(Aim of the task) From the entries below, copy every line holding the word "Taxe".

(Recorded information)
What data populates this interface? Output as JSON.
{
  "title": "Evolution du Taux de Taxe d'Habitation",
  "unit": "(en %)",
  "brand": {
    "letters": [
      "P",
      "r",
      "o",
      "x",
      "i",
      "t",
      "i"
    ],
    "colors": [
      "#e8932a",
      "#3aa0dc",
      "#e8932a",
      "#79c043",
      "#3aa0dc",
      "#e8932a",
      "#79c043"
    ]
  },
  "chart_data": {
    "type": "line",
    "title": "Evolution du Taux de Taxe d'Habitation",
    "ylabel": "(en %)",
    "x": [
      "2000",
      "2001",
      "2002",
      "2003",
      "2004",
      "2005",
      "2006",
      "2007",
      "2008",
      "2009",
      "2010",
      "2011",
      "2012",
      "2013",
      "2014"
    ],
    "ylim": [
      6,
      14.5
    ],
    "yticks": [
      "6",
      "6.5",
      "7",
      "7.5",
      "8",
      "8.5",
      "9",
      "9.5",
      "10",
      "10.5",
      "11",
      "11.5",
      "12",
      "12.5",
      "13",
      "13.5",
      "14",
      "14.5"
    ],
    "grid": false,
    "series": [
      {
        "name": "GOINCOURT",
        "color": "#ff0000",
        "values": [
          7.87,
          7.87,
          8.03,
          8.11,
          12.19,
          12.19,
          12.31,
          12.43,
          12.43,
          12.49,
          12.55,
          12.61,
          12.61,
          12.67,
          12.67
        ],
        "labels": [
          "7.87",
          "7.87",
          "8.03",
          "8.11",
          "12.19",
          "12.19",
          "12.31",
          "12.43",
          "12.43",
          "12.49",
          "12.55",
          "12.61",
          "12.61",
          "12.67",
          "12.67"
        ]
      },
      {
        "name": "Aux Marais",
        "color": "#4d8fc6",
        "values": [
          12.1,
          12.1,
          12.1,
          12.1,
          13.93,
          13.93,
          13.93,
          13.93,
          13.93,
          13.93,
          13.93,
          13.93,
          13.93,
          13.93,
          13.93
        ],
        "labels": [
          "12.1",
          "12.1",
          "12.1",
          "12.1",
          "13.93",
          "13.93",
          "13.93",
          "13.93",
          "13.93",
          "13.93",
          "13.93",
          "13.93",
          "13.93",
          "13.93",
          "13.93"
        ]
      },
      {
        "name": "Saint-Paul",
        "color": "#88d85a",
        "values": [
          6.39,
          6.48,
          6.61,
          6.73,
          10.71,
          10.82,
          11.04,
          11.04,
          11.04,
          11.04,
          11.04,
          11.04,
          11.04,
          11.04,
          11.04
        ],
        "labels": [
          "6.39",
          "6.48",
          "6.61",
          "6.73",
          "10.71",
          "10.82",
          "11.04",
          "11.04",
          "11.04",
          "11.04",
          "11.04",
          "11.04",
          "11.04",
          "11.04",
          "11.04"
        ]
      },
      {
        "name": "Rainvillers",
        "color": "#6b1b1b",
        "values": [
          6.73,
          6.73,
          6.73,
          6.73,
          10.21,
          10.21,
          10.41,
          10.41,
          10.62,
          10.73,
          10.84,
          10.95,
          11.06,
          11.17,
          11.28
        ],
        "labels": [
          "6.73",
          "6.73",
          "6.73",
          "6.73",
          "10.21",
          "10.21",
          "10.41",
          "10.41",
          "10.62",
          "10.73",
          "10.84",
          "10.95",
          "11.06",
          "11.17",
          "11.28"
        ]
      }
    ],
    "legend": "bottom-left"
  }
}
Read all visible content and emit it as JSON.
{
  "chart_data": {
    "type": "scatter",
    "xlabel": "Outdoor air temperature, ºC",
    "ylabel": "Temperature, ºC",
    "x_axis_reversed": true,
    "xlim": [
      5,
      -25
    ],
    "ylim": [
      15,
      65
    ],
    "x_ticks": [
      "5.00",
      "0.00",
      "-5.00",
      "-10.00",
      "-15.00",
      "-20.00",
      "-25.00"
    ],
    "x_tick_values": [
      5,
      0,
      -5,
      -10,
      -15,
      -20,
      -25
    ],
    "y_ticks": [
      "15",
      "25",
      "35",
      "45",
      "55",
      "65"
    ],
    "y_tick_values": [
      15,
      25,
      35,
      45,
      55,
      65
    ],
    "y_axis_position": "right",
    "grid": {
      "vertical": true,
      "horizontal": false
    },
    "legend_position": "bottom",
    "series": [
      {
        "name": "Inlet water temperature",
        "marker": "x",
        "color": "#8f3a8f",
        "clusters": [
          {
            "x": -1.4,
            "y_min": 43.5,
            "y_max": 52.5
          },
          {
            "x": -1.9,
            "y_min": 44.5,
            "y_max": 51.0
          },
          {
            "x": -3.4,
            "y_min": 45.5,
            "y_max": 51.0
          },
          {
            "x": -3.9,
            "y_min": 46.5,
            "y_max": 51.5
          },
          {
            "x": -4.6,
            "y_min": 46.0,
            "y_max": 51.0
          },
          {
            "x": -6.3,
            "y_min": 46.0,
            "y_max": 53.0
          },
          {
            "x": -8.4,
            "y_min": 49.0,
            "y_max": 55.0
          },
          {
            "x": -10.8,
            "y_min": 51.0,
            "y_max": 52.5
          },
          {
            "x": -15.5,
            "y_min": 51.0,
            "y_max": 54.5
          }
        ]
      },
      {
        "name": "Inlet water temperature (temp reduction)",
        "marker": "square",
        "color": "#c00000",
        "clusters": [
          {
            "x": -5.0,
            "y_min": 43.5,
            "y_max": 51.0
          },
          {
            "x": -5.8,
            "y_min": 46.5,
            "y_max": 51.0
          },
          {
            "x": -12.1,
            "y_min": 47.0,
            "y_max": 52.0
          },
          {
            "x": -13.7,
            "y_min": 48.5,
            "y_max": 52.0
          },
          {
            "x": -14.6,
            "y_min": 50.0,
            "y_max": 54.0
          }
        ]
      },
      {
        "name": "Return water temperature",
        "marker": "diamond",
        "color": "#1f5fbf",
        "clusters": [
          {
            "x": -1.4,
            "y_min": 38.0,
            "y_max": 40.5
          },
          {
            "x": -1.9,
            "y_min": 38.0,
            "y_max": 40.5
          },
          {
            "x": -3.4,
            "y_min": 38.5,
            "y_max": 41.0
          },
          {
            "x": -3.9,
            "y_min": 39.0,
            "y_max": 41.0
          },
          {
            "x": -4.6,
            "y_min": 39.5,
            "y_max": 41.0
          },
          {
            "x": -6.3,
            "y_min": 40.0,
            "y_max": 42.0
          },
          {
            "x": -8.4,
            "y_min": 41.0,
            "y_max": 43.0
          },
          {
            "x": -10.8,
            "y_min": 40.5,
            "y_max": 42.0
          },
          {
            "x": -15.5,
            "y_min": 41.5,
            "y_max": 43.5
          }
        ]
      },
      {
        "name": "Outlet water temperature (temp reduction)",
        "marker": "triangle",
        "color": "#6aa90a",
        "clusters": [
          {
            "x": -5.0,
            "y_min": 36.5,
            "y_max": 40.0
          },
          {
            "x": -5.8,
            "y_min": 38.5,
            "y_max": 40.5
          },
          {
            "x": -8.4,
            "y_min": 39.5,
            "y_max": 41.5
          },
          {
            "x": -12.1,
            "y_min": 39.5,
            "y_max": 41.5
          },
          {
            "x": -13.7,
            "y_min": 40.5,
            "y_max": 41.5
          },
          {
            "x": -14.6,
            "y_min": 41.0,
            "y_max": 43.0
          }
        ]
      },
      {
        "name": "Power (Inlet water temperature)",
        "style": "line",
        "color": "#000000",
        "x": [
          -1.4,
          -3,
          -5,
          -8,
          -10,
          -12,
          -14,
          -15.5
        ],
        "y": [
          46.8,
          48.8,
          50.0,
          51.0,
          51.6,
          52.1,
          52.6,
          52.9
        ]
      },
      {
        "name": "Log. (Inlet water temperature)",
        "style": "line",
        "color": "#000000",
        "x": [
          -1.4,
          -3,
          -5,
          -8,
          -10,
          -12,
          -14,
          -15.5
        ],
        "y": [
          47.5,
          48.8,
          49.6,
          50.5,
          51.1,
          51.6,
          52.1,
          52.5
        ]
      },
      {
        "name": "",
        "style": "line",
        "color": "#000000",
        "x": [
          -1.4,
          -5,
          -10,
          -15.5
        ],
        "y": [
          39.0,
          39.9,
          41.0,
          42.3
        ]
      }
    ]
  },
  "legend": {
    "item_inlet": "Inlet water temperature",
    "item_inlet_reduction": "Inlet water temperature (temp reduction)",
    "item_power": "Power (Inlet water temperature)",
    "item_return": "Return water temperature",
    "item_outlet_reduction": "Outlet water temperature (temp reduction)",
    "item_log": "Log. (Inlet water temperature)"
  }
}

(Task result)
  "title": "Evolution du Taux de Taxe d'Habitation",
    "title": "Evolution du Taux de Taxe d'Habitation",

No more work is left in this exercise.